Source text |
January 19, 2007

How DARE They!

Hatched by Dafydd

The New York Times seems positively affronted that President Bush and Attorney General Gonzales were able to work out an agreement, anent the NSA al-Qaeda intercept program, between the administration's need for speed and flexibility and the FISA court's (FISC's) desire to give some level of judicial oversight to the intercepts. I might go so far as to say the Times is downright testy:

In a four-paragraph letter on Wednesday announcing that the Bush administration had reversed its position and would submit its domestic surveillance program to judicial supervision, Attorney General Alberto R. Gonzales used one phrase three times. A secret court, he said, had fashioned a way to allow the program to be monitored by the judiciary without compromising the need for “speed and agility.”

That phrase also captures, some critics say, the administration’s moving-target litigation strategy, one that often seeks to change the terms of the debate just as a claim of executive authority is about to be tested in the courts or in Congress.

I picture my eight year old sister, when I would come home late, pointing an accusatory finger and yowling "I'm telling!"

There is no evidence as yet that the administration plans to drop its appeal of the appalling ruling by District Court Judge Anna Diggs Taylor, in ACLU v. NSA, that the NSA al-Qaeda intercept program was "unconstitutional" and violated the 1978 Foreign Intelligence Surveillance Act (FISA); in fact, the Times sidesteps the question entirely:

The announcement about the surveillance program came two weeks before a federal appeals court in Cincinnati was to hear the first appellate argument about the lawfulness of the program. Government lawyers now say that case is moot, but their claim is open to question.

Short exercise 1 |
In the NSA post, in what city was the federal appeals court that was set to hear the first appellate argument about the program?
Short exercise 2 |
Name every person the NSA post refers to by name.
Short exercise 3 |
Reproduce the NSA post's wording starting with "I picture my" and going on through "open to question.".
Answer from the post about the NSA intercept program only.

Information supplied |
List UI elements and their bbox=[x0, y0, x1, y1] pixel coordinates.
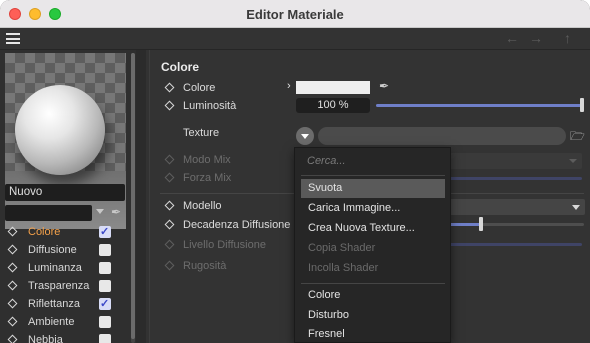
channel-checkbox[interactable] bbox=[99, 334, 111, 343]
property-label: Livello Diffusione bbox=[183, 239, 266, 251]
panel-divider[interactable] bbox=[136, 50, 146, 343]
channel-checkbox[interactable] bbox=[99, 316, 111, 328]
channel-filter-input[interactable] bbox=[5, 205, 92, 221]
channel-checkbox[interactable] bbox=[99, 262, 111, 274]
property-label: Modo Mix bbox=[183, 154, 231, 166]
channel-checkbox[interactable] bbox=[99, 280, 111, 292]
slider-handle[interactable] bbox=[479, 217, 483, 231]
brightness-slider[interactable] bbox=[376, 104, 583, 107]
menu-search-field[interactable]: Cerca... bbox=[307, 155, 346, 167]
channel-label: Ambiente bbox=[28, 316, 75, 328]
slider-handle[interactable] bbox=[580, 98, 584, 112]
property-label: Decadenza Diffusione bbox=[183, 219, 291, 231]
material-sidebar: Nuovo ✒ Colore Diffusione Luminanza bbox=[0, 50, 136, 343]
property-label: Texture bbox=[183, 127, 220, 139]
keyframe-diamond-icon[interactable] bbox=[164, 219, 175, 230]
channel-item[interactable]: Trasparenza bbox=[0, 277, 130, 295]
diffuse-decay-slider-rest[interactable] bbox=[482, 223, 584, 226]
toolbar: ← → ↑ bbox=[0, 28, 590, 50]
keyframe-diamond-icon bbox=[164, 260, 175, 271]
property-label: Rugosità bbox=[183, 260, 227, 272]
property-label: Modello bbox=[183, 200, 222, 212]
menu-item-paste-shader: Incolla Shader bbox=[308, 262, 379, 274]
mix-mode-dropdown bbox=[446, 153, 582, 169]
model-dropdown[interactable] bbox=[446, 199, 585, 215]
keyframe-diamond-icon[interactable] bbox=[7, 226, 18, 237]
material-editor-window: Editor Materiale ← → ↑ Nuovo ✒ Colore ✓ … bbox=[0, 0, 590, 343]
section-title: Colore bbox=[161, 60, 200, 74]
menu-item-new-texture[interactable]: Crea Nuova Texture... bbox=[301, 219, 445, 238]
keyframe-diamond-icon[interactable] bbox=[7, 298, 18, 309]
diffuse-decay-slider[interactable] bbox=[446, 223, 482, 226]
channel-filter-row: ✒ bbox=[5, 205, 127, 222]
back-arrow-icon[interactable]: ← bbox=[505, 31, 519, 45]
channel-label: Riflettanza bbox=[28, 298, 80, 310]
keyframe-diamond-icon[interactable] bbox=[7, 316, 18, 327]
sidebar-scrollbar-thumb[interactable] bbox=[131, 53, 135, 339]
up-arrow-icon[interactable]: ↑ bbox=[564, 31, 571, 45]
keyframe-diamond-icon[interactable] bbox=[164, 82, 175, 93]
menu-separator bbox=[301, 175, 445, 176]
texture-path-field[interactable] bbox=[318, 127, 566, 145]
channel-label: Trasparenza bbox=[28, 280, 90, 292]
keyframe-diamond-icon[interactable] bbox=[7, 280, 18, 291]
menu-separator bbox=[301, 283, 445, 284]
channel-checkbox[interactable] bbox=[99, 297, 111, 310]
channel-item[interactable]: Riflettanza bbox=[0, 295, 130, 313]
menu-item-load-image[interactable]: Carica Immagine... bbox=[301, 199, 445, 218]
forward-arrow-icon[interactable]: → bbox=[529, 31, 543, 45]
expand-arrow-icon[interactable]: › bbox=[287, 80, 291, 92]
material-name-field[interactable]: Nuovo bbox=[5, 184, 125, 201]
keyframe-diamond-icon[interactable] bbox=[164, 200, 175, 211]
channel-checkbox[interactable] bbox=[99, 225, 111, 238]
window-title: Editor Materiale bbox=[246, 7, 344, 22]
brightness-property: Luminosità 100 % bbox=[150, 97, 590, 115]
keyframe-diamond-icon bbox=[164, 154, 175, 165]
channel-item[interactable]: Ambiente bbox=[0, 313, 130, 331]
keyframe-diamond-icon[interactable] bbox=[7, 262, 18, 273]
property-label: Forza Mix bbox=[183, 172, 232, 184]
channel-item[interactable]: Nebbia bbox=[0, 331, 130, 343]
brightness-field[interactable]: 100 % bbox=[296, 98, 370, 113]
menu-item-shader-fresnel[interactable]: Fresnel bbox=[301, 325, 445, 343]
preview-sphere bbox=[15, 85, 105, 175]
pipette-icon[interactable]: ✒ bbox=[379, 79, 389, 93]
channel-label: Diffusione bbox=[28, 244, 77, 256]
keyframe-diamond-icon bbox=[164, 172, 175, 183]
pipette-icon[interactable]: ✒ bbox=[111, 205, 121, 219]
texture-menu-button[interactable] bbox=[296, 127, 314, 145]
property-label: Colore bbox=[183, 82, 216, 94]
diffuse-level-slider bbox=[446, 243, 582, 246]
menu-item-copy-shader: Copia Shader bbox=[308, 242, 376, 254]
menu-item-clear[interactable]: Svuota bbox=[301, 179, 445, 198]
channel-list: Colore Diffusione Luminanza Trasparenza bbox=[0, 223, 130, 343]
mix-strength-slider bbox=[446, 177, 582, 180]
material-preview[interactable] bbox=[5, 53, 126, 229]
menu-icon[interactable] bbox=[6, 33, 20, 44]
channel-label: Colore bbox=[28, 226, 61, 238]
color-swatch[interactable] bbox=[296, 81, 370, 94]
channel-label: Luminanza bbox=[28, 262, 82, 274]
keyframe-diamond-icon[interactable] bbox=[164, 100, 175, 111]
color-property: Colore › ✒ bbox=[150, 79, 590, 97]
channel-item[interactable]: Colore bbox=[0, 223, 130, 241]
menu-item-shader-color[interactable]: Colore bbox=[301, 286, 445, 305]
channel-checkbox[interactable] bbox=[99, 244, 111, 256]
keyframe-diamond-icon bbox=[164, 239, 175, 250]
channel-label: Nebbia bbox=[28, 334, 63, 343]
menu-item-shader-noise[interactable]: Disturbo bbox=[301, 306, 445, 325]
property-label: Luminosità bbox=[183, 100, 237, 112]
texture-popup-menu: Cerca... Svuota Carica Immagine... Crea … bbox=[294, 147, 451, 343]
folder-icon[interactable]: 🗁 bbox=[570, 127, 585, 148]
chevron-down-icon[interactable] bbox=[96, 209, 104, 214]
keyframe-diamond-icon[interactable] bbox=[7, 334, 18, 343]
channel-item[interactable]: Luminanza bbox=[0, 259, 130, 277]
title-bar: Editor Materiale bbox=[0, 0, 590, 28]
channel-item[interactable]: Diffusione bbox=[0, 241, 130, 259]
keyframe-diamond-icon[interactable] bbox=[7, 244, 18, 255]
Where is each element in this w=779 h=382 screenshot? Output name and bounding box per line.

==

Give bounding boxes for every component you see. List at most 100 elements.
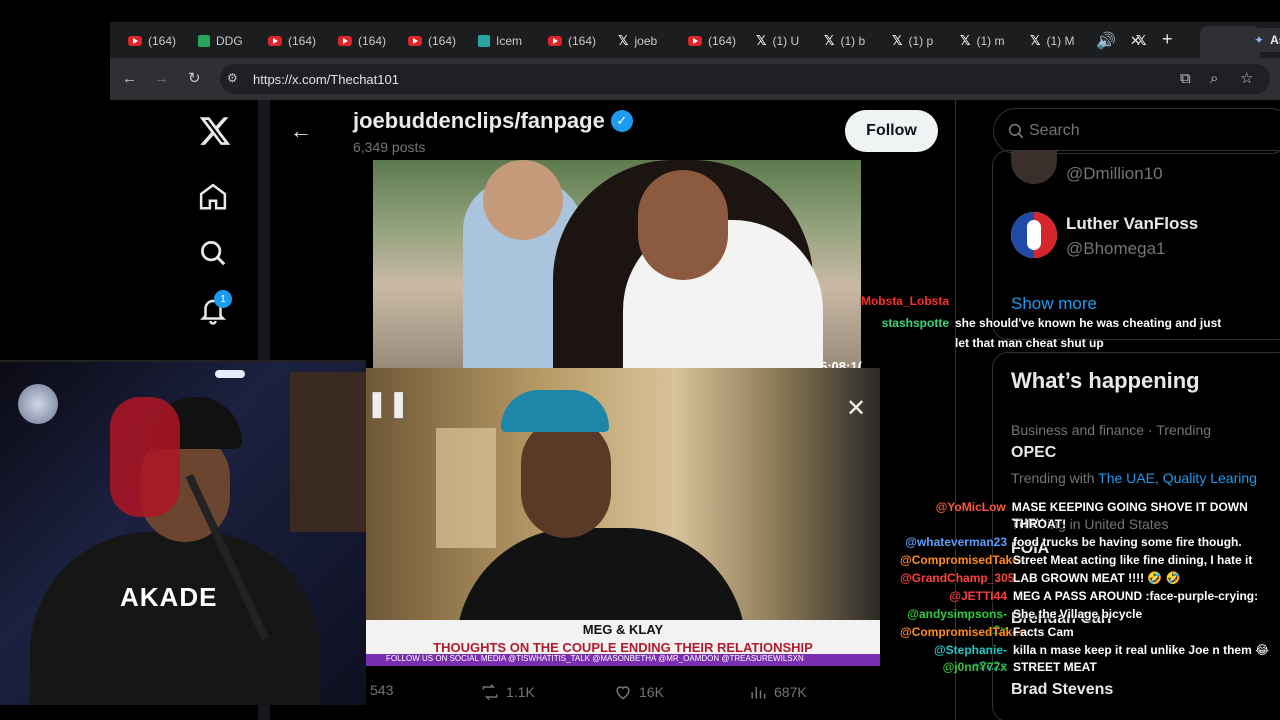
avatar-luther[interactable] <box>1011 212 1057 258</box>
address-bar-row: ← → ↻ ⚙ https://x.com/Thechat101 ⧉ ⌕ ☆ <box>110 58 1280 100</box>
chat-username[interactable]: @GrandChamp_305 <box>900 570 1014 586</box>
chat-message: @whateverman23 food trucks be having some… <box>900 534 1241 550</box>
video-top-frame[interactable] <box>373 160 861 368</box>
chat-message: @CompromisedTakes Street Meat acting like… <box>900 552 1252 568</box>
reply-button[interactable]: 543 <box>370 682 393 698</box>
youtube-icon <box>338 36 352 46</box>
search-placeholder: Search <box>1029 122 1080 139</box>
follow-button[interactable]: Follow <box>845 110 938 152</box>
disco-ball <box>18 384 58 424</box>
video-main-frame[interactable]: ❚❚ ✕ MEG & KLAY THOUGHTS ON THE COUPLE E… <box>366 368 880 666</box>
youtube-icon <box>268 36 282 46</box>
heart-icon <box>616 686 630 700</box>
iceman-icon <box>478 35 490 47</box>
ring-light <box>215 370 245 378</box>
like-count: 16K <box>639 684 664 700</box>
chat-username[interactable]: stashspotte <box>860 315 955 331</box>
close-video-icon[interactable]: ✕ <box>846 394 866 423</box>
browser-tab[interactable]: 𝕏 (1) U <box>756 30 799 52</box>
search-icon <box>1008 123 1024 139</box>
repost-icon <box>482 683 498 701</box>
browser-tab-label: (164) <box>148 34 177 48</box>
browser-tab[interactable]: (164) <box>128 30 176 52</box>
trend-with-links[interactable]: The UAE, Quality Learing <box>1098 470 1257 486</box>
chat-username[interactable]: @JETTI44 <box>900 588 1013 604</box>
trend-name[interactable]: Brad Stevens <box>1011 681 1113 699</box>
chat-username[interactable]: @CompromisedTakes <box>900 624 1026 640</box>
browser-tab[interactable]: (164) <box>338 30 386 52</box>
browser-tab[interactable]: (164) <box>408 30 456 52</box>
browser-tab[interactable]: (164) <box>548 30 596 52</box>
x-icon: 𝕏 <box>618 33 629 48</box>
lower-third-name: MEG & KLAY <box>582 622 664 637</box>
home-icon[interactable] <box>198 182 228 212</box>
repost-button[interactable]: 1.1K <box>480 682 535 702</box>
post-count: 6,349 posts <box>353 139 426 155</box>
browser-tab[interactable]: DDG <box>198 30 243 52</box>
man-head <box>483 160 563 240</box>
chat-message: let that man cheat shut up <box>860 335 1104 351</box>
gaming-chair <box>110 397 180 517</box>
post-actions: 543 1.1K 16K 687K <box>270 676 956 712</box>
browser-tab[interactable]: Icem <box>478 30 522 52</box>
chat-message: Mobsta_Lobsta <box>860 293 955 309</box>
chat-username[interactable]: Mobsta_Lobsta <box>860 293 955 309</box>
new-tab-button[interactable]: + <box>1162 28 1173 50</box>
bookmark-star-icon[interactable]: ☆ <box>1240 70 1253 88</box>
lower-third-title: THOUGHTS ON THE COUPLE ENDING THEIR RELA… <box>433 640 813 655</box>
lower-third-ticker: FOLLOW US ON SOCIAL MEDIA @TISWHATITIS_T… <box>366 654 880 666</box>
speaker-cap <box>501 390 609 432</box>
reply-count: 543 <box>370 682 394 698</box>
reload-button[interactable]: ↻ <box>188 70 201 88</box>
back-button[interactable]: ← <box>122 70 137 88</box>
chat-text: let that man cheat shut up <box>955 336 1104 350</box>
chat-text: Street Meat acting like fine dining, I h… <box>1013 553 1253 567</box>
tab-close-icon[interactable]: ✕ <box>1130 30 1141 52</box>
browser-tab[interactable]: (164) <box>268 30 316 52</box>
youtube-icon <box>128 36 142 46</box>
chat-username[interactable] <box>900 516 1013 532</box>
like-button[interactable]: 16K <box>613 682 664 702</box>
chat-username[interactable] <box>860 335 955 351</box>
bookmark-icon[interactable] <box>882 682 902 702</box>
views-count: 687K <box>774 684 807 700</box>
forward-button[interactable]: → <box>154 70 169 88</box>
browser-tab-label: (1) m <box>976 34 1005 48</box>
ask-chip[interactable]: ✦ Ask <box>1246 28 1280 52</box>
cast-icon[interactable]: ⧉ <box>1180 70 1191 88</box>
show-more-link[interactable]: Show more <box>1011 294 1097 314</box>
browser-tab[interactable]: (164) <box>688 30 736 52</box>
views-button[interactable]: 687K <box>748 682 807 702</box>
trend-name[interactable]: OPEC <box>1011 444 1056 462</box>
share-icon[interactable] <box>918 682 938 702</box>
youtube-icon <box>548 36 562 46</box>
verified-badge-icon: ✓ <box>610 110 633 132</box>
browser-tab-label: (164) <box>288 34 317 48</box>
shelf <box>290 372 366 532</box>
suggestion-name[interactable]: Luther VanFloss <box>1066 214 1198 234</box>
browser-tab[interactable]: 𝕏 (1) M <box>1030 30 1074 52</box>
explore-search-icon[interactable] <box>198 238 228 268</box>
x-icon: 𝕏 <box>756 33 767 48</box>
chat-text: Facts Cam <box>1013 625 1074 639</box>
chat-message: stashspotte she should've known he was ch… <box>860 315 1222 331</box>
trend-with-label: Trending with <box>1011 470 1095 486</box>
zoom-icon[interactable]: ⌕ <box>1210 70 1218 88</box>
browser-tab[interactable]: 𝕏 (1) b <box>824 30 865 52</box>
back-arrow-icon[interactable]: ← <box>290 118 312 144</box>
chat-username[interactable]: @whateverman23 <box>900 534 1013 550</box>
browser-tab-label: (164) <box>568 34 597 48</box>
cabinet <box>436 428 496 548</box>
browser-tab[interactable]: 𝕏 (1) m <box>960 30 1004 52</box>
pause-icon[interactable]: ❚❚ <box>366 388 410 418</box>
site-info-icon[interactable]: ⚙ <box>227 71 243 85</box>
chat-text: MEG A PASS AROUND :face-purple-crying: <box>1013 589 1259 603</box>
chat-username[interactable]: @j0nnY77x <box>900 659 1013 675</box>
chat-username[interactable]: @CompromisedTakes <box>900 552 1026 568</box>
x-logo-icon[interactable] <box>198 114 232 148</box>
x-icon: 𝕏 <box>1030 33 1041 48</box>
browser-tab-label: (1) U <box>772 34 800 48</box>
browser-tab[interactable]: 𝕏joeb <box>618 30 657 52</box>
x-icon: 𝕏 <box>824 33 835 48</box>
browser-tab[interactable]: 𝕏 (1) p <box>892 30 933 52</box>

Result 1 |
Cincinnati

Result 2 |
Dafydd, President Bush, Attorney General Alberto R. Gonzales, Judge Anna Diggs Taylor

Result 3 |
I picture my eight year old sister, when I would come home late, pointing an accusatory finger and yowling "I'm telling!"

There is no evidence as yet that the administration plans to drop its appeal of the appalling ruling by District Court Judge Anna Diggs Taylor, in ACLU v. NSA, that the NSA al-Qaeda intercept program was "unconstitutional" and violated the 1978 Foreign Intelligence Surveillance Act (FISA); in fact, the Times sidesteps the question entirely:

The announcement about the surveillance program came two weeks before a federal appeals court in Cincinnati was to hear the first appellate argument about the lawfulness of the program. Government lawyers now say that case is moot, but their claim is open to question.